Dataset items
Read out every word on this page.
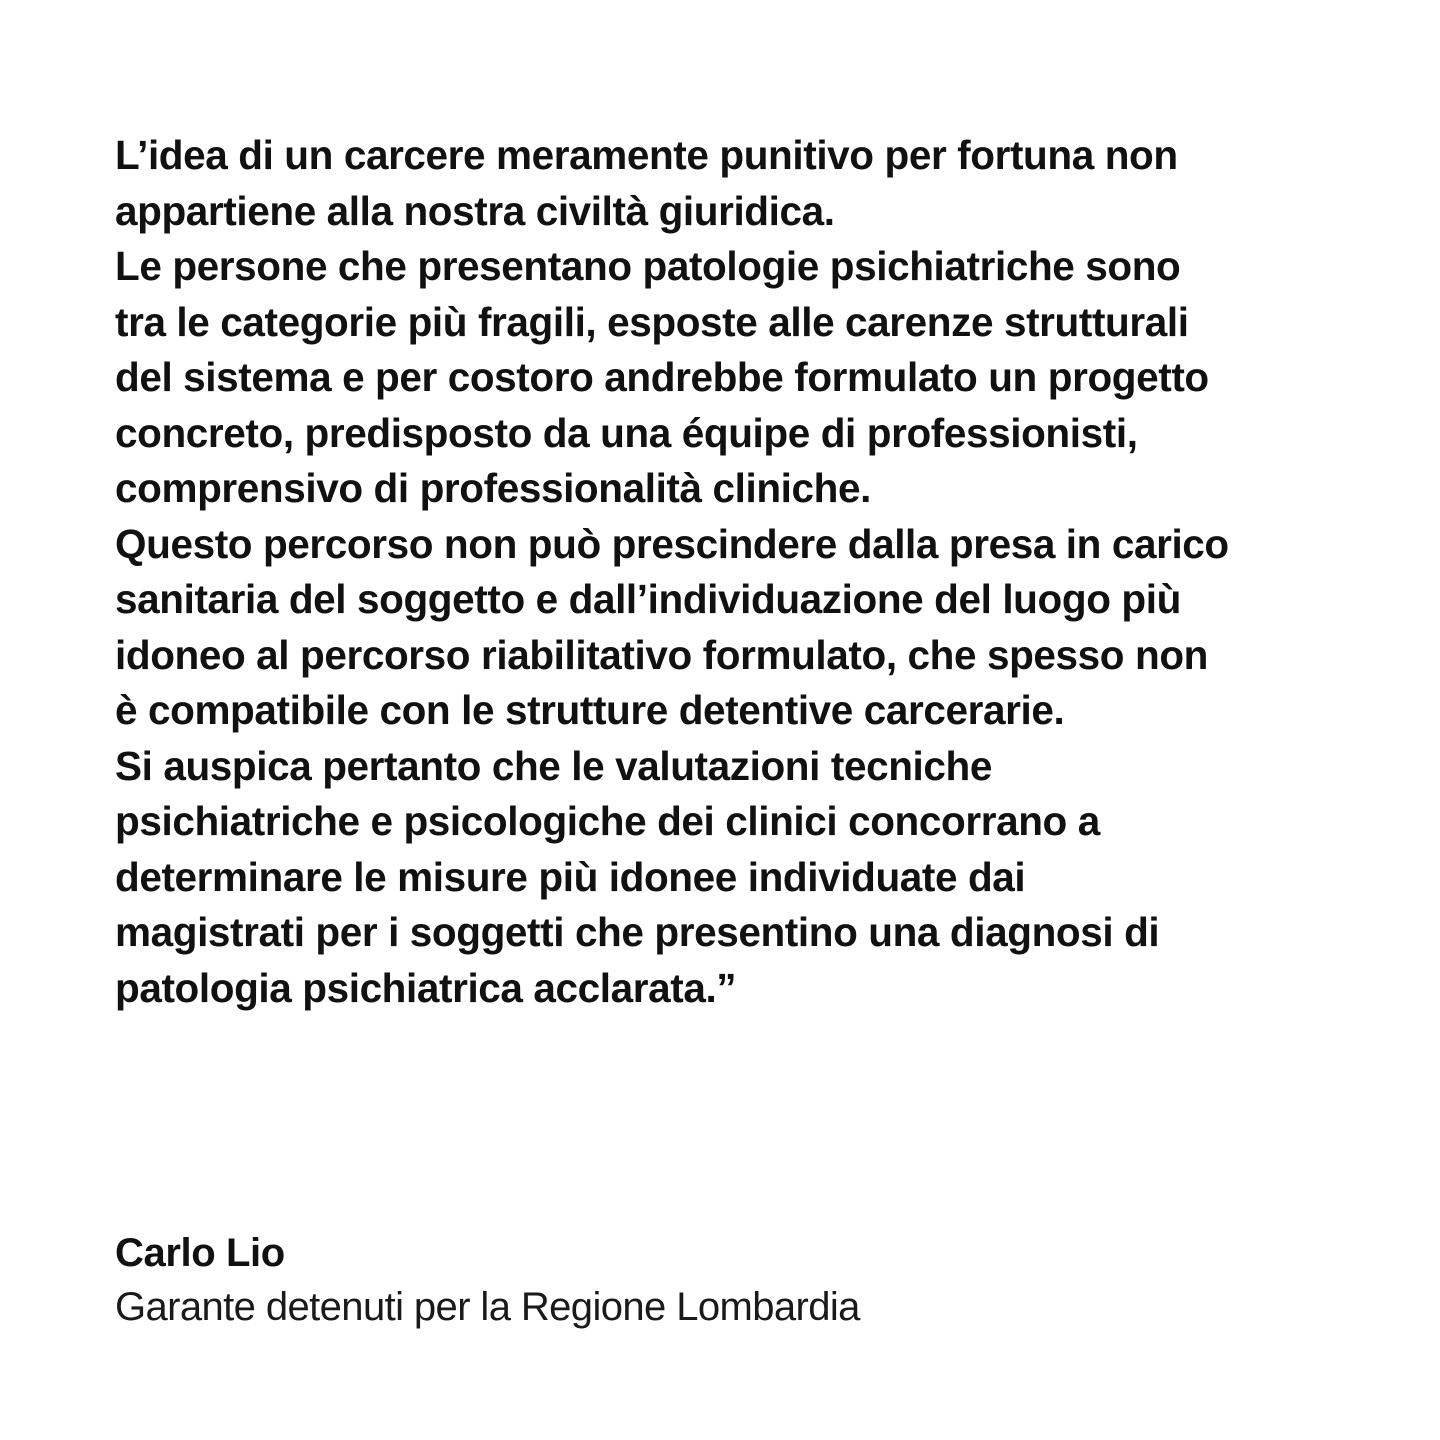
L’idea di un carcere meramente punitivo per fortuna non
appartiene alla nostra civiltà giuridica.
Le persone che presentano patologie psichiatriche sono
tra le categorie più fragili, esposte alle carenze strutturali
del sistema e per costoro andrebbe formulato un progetto
concreto, predisposto da una équipe di professionisti,
comprensivo di professionalità cliniche.
Questo percorso non può prescindere dalla presa in carico
sanitaria del soggetto e dall’individuazione del luogo più
idoneo al percorso riabilitativo formulato, che spesso non
è compatibile con le strutture detentive carcerarie.
Si auspica pertanto che le valutazioni tecniche
psichiatriche e psicologiche dei clinici concorrano a
determinare le misure più idonee individuate dai
magistrati per i soggetti che presentino una diagnosi di
patologia psichiatrica acclarata.”
Carlo Lio
Garante detenuti per la Regione Lombardia
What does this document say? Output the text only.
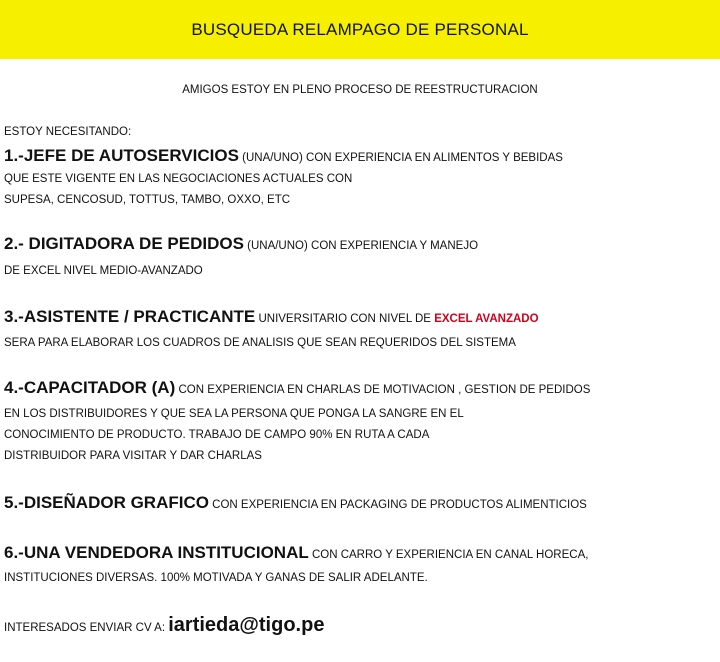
BUSQUEDA RELAMPAGO DE PERSONAL
AMIGOS ESTOY EN PLENO PROCESO DE REESTRUCTURACION
ESTOY NECESITANDO:
1.-JEFE DE AUTOSERVICIOS (UNA/UNO) CON EXPERIENCIA EN ALIMENTOS Y BEBIDAS
QUE ESTE VIGENTE EN LAS NEGOCIACIONES ACTUALES CON
SUPESA, CENCOSUD, TOTTUS, TAMBO, OXXO, ETC
2.- DIGITADORA DE PEDIDOS (UNA/UNO) CON EXPERIENCIA Y MANEJO
DE EXCEL NIVEL MEDIO-AVANZADO
3.-ASISTENTE / PRACTICANTE UNIVERSITARIO CON NIVEL DE EXCEL AVANZADO
SERA PARA ELABORAR LOS CUADROS DE ANALISIS QUE SEAN REQUERIDOS DEL SISTEMA
4.-CAPACITADOR (A) CON EXPERIENCIA EN CHARLAS DE MOTIVACION , GESTION DE PEDIDOS
EN LOS DISTRIBUIDORES Y QUE SEA LA PERSONA QUE PONGA LA SANGRE EN EL
CONOCIMIENTO DE PRODUCTO. TRABAJO DE CAMPO 90% EN RUTA A CADA
DISTRIBUIDOR PARA VISITAR Y DAR CHARLAS
5.-DISEÑADOR GRAFICO CON EXPERIENCIA EN PACKAGING DE PRODUCTOS ALIMENTICIOS
6.-UNA VENDEDORA INSTITUCIONAL CON CARRO Y EXPERIENCIA EN CANAL HORECA,
INSTITUCIONES DIVERSAS. 100% MOTIVADA Y GANAS DE SALIR ADELANTE.
INTERESADOS ENVIAR CV A: iartieda@tigo.pe
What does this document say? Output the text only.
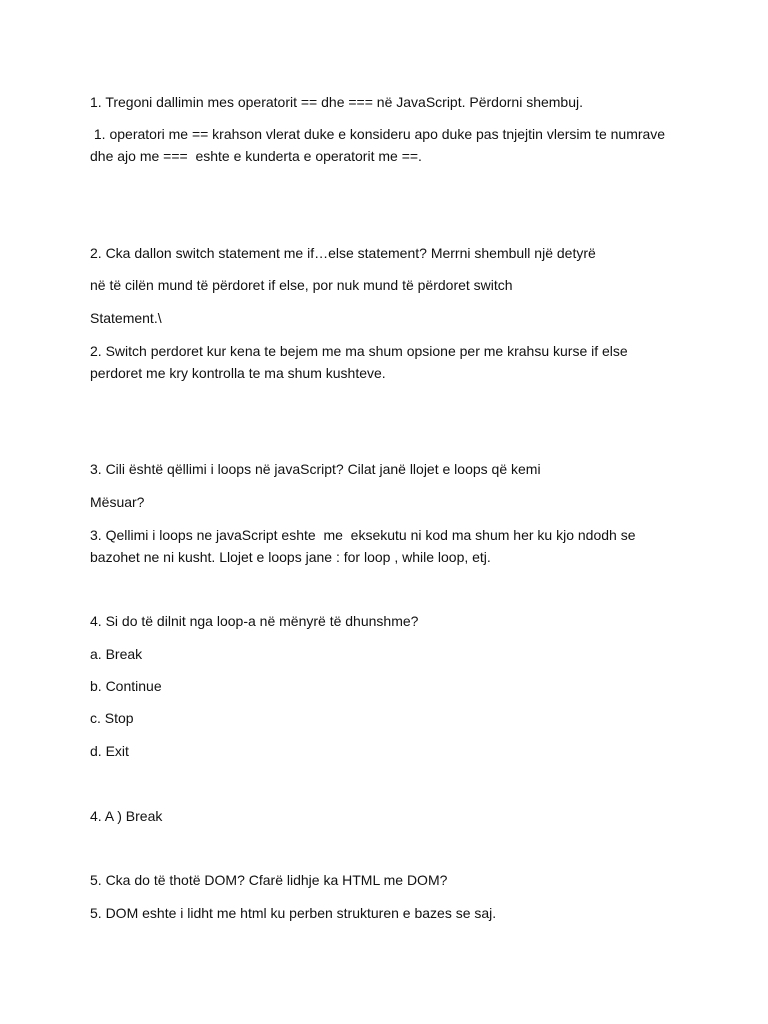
1. Tregoni dallimin mes operatorit == dhe === në JavaScript. Përdorni shembuj.

1. operatori me == krahson vlerat duke e konsideru apo duke pas tnjejtin vlersim te numrave dhe ajo me ===  eshte e kunderta e operatorit me ==.

2. Cka dallon switch statement me if…else statement? Merrni shembull një detyrë

në të cilën mund të përdoret if else, por nuk mund të përdoret switch

Statement.\

2. Switch perdoret kur kena te bejem me ma shum opsione per me krahsu kurse if else perdoret me kry kontrolla te ma shum kushteve.

3. Cili është qëllimi i loops në javaScript? Cilat janë llojet e loops që kemi

Mësuar?

3. Qellimi i loops ne javaScript eshte  me  eksekutu ni kod ma shum her ku kjo ndodh se bazohet ne ni kusht. Llojet e loops jane : for loop , while loop, etj.

4. Si do të dilnit nga loop-a në mënyrë të dhunshme?

a. Break

b. Continue

c. Stop

d. Exit

4. A ) Break

5. Cka do të thotë DOM? Cfarë lidhje ka HTML me DOM?

5. DOM eshte i lidht me html ku perben strukturen e bazes se saj.
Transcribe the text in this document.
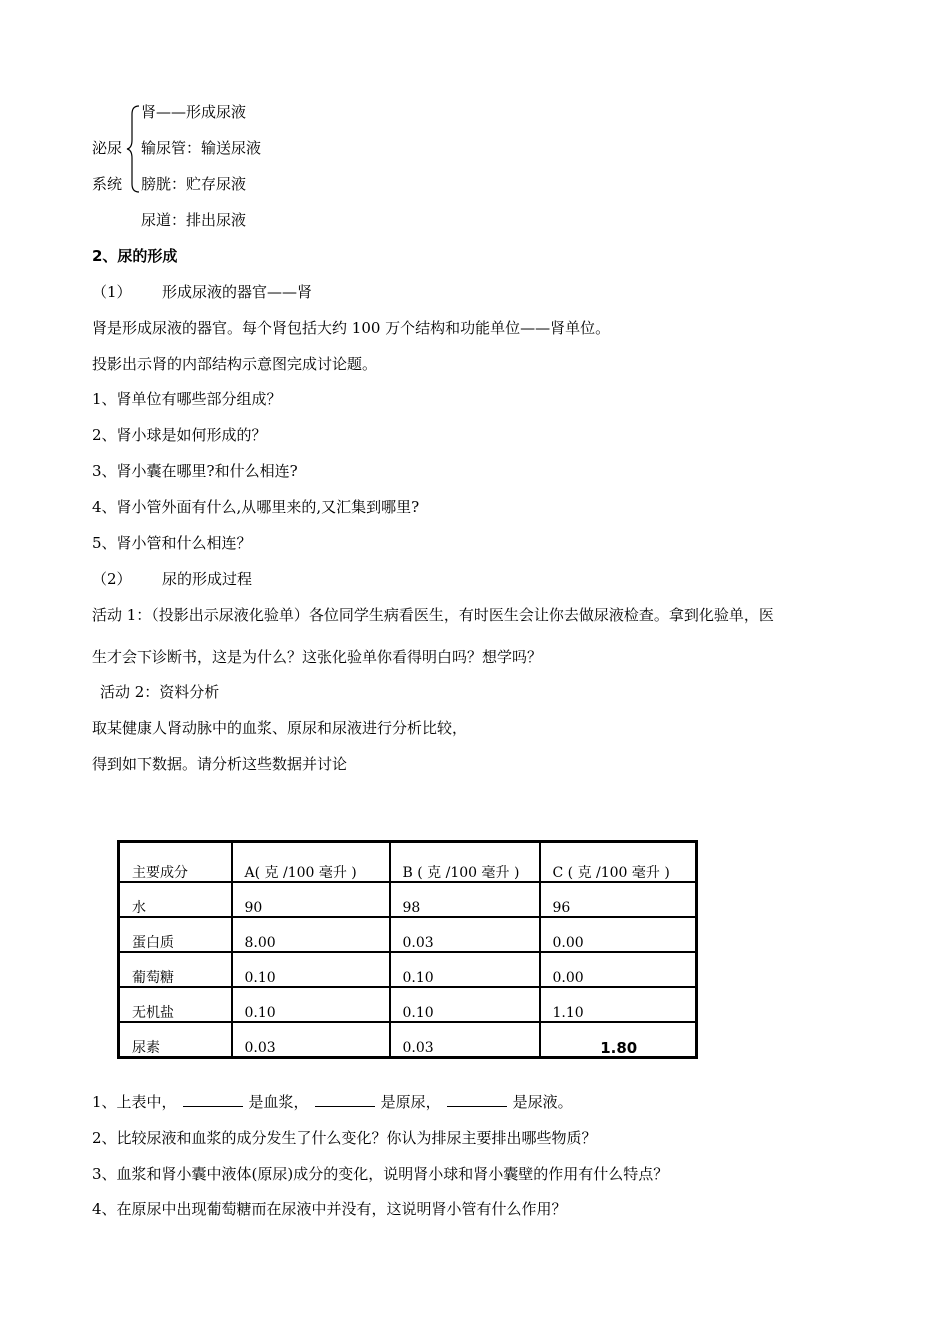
泌尿
系统
肾——形成尿液
输尿管：输送尿液
膀胱：贮存尿液
尿道：排出尿液
2、尿的形成
（1） 形成尿液的器官——肾
肾是形成尿液的器官。每个肾包括大约 100 万个结构和功能单位——肾单位。
投影出示肾的内部结构示意图完成讨论题。
1、肾单位有哪些部分组成？
2、肾小球是如何形成的？
3、肾小囊在哪里?和什么相连?
4、肾小管外面有什么,从哪里来的,又汇集到哪里?
5、肾小管和什么相连？
（2） 尿的形成过程
活动 1：（投影出示尿液化验单）各位同学生病看医生，有时医生会让你去做尿液检查。拿到化验单，医
生才会下诊断书，这是为什么？这张化验单你看得明白吗？想学吗？
活动 2：资料分析
取某健康人肾动脉中的血浆、原尿和尿液进行分析比较，
得到如下数据。请分析这些数据并讨论
主要成分	A( 克 /100 毫升 )	B ( 克 /100 毫升 )	C ( 克 /100 毫升 )
水	90	98	96
蛋白质	8.00	0.03	0.00
葡萄糖	0.10	0.10	0.00
无机盐	0.10	0.10	1.10
尿素	0.03	0.03	1.80
1、上表中，	是血浆，	是原尿，	是尿液。
2、比较尿液和血浆的成分发生了什么变化？你认为排尿主要排出哪些物质？
3、血浆和肾小囊中液体(原尿)成分的变化，说明肾小球和肾小囊壁的作用有什么特点？
4、在原尿中出现葡萄糖而在尿液中并没有，这说明肾小管有什么作用？
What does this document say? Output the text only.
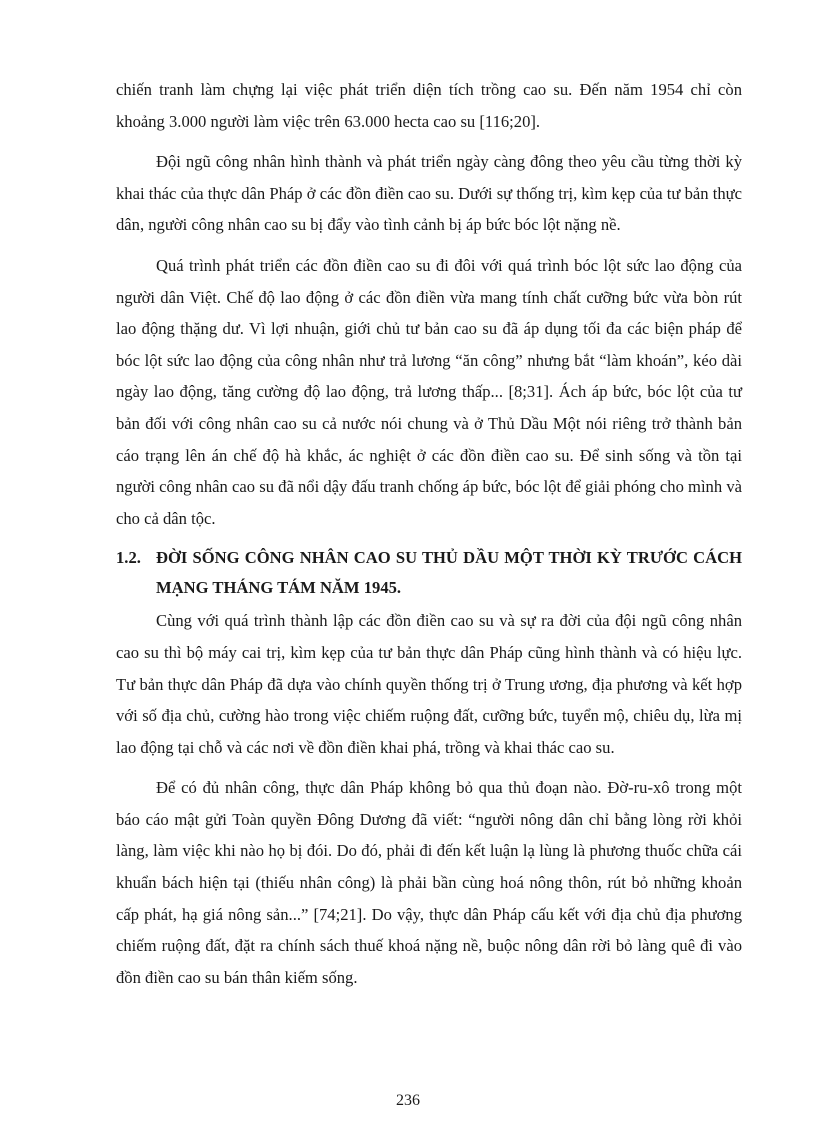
chiến tranh làm chựng lại việc phát triển diện tích trồng cao su. Đến năm 1954 chỉ còn khoảng 3.000 người làm việc trên 63.000 hecta cao su [116;20].

Đội ngũ công nhân hình thành và phát triển ngày càng đông theo yêu cầu từng thời kỳ khai thác của thực dân Pháp ở các đồn điền cao su. Dưới sự thống trị, kìm kẹp của tư bản thực dân, người công nhân cao su bị đẩy vào tình cảnh bị áp bức bóc lột nặng nề.

Quá trình phát triển các đồn điền cao su đi đôi với quá trình bóc lột sức lao động của người dân Việt. Chế độ lao động ở các đồn điền vừa mang tính chất cưỡng bức vừa bòn rút lao động thặng dư. Vì lợi nhuận, giới chủ tư bản cao su đã áp dụng tối đa các biện pháp để bóc lột sức lao động của công nhân như trả lương “ăn công” nhưng bắt “làm khoán”, kéo dài ngày lao động, tăng cường độ lao động, trả lương thấp... [8;31]. Ách áp bức, bóc lột của tư bản đối với công nhân cao su cả nước nói chung và ở Thủ Dầu Một nói riêng trở thành bản cáo trạng lên án chế độ hà khắc, ác nghiệt ở các đồn điền cao su. Để sinh sống và tồn tại người công nhân cao su đã nổi dậy đấu tranh chống áp bức, bóc lột để giải phóng cho mình và cho cả dân tộc.

1.2. ĐỜI SỐNG CÔNG NHÂN CAO SU THỦ DẦU MỘT THỜI KỲ TRƯỚC CÁCH MẠNG THÁNG TÁM NĂM 1945.

Cùng với quá trình thành lập các đồn điền cao su và sự ra đời của đội ngũ công nhân cao su thì bộ máy cai trị, kìm kẹp của tư bản thực dân Pháp cũng hình thành và có hiệu lực. Tư bản thực dân Pháp đã dựa vào chính quyền thống trị ở Trung ương, địa phương và kết hợp với số địa chủ, cường hào trong việc chiếm ruộng đất, cưỡng bức, tuyển mộ, chiêu dụ, lừa mị lao động tại chỗ và các nơi về đồn điền khai phá, trồng và khai thác cao su.

Để có đủ nhân công, thực dân Pháp không bỏ qua thủ đoạn nào. Đờ-ru-xô trong một báo cáo mật gửi Toàn quyền Đông Dương đã viết: “người nông dân chỉ bằng lòng rời khỏi làng, làm việc khi nào họ bị đói. Do đó, phải đi đến kết luận lạ lùng là phương thuốc chữa cái khuẩn bách hiện tại (thiếu nhân công) là phải bần cùng hoá nông thôn, rút bỏ những khoản cấp phát, hạ giá nông sản...” [74;21]. Do vậy, thực dân Pháp cấu kết với địa chủ địa phương chiếm ruộng đất, đặt ra chính sách thuế khoá nặng nề, buộc nông dân rời bỏ làng quê đi vào đồn điền cao su bán thân kiếm sống.

236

* _WHAT IS BEING ASKED_
Count the lines of the listing above that include the word "chiếm" and state the total with nothing else.

* _SOLVED EXERCISE_
2